EXERCISE GOAL:
State only how many lines below include the string "Displays".

MATERIALS PROVIDED:
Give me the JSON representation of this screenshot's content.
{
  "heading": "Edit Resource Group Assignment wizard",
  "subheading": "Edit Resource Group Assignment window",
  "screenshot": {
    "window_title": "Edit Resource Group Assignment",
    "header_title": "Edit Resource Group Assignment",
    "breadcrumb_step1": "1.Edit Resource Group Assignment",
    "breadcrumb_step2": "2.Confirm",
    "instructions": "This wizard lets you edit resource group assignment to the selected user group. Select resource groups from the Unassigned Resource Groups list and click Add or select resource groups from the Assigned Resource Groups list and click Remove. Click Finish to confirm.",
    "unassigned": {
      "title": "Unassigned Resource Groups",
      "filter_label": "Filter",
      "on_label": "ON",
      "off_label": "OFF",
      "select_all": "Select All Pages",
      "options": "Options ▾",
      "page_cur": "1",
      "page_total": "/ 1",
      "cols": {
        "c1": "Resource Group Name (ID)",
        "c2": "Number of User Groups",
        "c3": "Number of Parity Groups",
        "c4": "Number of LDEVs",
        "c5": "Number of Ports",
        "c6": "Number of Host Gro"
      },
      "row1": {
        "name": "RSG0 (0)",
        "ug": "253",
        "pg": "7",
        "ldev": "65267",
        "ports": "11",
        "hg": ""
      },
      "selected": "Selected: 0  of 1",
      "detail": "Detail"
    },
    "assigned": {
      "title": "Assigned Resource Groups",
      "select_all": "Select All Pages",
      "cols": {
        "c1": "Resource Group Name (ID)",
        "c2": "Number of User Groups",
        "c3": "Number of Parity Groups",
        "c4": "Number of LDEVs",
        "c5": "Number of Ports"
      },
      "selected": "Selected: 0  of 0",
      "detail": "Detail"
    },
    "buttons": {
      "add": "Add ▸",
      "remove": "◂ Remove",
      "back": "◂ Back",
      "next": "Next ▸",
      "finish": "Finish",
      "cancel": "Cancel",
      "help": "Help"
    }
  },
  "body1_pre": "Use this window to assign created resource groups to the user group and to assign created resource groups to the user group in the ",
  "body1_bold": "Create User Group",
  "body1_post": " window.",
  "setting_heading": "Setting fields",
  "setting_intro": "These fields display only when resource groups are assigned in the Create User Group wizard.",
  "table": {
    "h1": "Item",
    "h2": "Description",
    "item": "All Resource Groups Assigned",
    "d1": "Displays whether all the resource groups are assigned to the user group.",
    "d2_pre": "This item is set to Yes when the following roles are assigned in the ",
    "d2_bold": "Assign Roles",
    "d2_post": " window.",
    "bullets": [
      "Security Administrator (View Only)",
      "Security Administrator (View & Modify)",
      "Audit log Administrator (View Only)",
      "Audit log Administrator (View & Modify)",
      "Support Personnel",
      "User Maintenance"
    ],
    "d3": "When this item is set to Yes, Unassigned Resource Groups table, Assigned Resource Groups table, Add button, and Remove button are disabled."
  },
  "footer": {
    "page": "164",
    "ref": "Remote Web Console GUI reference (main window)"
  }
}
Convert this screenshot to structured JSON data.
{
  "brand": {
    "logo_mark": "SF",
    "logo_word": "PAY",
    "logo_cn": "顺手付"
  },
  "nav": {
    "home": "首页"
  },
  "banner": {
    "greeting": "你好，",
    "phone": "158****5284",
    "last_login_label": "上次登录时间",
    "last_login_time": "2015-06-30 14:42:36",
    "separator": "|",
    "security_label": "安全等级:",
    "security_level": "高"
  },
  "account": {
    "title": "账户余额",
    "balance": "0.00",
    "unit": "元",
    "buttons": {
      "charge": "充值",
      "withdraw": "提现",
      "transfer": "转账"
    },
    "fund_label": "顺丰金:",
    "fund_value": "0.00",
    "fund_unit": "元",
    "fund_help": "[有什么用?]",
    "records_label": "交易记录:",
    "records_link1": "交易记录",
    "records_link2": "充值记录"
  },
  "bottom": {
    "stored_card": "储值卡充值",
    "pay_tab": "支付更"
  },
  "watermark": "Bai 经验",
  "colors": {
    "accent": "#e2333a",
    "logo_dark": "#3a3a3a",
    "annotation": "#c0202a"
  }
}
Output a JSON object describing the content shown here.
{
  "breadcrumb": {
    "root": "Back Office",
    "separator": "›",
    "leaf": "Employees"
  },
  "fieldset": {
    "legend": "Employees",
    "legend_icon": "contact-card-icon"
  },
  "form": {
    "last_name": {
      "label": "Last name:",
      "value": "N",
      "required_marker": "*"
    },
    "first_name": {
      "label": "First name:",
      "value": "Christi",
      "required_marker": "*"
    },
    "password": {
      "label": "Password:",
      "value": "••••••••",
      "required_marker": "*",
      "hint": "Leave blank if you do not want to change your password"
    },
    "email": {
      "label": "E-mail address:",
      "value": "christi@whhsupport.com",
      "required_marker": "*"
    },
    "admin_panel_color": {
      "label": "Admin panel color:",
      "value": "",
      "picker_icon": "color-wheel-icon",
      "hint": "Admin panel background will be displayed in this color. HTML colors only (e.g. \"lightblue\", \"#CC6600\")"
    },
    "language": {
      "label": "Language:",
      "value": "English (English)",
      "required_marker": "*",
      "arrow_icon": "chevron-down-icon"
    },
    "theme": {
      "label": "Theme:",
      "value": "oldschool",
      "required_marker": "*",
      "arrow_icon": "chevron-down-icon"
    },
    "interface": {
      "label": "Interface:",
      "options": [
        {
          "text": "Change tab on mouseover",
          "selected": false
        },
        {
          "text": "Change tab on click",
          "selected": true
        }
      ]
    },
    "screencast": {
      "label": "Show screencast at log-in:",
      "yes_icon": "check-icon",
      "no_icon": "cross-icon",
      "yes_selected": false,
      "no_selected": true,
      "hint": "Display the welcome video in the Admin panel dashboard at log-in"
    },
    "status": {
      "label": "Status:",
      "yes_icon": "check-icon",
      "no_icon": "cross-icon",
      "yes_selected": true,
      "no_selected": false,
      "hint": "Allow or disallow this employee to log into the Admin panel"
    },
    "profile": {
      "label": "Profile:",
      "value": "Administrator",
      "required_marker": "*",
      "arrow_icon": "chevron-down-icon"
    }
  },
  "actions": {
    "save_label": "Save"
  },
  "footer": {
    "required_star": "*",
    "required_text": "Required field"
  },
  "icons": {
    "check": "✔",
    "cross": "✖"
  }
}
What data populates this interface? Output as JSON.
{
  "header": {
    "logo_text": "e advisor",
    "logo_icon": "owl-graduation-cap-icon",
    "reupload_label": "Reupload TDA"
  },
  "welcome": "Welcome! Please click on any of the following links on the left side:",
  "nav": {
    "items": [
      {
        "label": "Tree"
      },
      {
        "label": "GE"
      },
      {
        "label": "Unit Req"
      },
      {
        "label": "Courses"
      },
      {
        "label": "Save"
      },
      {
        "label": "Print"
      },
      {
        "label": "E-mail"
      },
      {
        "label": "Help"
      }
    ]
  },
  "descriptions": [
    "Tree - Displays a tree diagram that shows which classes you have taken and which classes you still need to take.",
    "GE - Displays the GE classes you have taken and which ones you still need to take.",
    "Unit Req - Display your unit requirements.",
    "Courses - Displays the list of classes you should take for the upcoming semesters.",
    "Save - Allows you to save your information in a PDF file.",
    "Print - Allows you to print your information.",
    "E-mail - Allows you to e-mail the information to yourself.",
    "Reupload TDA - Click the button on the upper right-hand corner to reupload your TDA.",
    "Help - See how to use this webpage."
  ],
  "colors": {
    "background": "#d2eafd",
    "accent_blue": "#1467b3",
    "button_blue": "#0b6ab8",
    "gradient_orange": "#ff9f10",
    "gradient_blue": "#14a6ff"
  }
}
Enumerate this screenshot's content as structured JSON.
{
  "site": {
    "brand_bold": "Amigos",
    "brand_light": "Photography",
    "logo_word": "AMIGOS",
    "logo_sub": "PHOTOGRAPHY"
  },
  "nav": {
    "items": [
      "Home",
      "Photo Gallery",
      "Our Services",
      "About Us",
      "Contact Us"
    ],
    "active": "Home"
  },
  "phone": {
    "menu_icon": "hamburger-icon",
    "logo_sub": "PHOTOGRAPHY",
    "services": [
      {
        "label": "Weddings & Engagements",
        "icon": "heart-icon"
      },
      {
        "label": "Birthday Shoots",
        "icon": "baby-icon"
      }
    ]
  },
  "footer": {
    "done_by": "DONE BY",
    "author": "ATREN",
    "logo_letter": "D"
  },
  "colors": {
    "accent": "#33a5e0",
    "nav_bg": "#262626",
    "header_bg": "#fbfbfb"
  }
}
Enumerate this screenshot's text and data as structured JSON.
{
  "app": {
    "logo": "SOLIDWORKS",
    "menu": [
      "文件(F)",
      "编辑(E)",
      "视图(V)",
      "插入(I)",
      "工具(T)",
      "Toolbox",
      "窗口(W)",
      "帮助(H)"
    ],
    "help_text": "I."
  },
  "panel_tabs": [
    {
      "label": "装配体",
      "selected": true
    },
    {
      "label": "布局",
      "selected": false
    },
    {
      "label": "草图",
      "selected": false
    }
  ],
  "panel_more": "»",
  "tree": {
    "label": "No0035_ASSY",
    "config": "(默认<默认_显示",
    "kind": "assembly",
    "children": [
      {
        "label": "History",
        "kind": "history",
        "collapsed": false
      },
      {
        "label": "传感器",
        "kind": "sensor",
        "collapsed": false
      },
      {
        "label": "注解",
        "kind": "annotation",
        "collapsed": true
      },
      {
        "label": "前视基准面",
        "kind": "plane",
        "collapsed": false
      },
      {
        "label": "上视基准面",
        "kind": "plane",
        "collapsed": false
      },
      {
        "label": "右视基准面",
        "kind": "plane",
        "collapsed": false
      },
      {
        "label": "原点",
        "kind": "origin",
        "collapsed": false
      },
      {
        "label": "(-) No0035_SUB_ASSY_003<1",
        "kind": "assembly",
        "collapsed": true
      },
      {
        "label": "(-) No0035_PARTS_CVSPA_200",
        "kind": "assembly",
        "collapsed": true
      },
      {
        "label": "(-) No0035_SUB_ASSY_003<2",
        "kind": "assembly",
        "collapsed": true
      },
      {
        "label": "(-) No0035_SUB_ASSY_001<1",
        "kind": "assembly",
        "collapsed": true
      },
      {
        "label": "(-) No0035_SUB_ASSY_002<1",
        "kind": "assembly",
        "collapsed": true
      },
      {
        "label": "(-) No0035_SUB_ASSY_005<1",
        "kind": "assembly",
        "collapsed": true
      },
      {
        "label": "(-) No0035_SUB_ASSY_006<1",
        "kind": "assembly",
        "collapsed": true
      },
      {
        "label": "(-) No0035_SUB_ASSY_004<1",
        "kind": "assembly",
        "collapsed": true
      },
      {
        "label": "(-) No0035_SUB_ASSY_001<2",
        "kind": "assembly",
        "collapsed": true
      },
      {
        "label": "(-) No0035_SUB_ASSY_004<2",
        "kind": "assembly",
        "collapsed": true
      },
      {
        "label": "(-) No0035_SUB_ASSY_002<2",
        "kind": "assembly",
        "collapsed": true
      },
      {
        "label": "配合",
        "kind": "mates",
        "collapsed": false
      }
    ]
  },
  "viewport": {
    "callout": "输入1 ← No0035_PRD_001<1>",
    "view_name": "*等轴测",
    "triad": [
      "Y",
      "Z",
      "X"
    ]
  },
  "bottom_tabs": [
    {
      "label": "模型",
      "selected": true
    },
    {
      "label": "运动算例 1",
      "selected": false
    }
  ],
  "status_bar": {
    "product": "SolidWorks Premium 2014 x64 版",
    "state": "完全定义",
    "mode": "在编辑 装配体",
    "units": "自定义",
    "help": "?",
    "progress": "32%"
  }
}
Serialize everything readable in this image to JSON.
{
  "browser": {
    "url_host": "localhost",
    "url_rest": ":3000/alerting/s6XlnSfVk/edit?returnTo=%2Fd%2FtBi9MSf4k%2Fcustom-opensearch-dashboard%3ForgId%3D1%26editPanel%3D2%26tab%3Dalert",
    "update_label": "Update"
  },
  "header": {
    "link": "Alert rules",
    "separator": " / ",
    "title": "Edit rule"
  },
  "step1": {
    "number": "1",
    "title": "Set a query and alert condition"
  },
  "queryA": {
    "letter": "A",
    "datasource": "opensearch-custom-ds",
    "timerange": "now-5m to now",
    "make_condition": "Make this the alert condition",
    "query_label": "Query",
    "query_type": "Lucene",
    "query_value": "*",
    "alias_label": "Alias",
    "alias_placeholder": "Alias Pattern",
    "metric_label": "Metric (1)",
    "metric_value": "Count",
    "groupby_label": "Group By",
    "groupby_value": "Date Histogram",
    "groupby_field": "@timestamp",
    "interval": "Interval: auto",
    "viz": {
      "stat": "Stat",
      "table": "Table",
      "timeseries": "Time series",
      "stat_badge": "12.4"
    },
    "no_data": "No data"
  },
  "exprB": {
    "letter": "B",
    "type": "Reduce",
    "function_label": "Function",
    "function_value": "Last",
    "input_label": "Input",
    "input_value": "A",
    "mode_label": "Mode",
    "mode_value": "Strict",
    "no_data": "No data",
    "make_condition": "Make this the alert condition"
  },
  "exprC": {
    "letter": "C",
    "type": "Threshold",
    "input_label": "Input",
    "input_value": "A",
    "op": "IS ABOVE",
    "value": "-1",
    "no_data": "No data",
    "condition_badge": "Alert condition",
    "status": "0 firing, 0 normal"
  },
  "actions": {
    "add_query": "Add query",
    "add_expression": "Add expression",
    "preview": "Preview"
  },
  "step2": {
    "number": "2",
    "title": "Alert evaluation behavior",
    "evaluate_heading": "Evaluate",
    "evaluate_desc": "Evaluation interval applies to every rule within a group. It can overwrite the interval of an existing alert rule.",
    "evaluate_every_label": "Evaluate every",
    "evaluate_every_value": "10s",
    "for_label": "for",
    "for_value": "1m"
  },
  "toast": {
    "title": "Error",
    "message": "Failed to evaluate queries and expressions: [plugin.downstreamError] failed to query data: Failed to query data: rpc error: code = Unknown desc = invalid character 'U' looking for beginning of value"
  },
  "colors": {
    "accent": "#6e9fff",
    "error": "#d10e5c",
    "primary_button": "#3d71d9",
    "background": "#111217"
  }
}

ANSWER TO THIS TASK:
4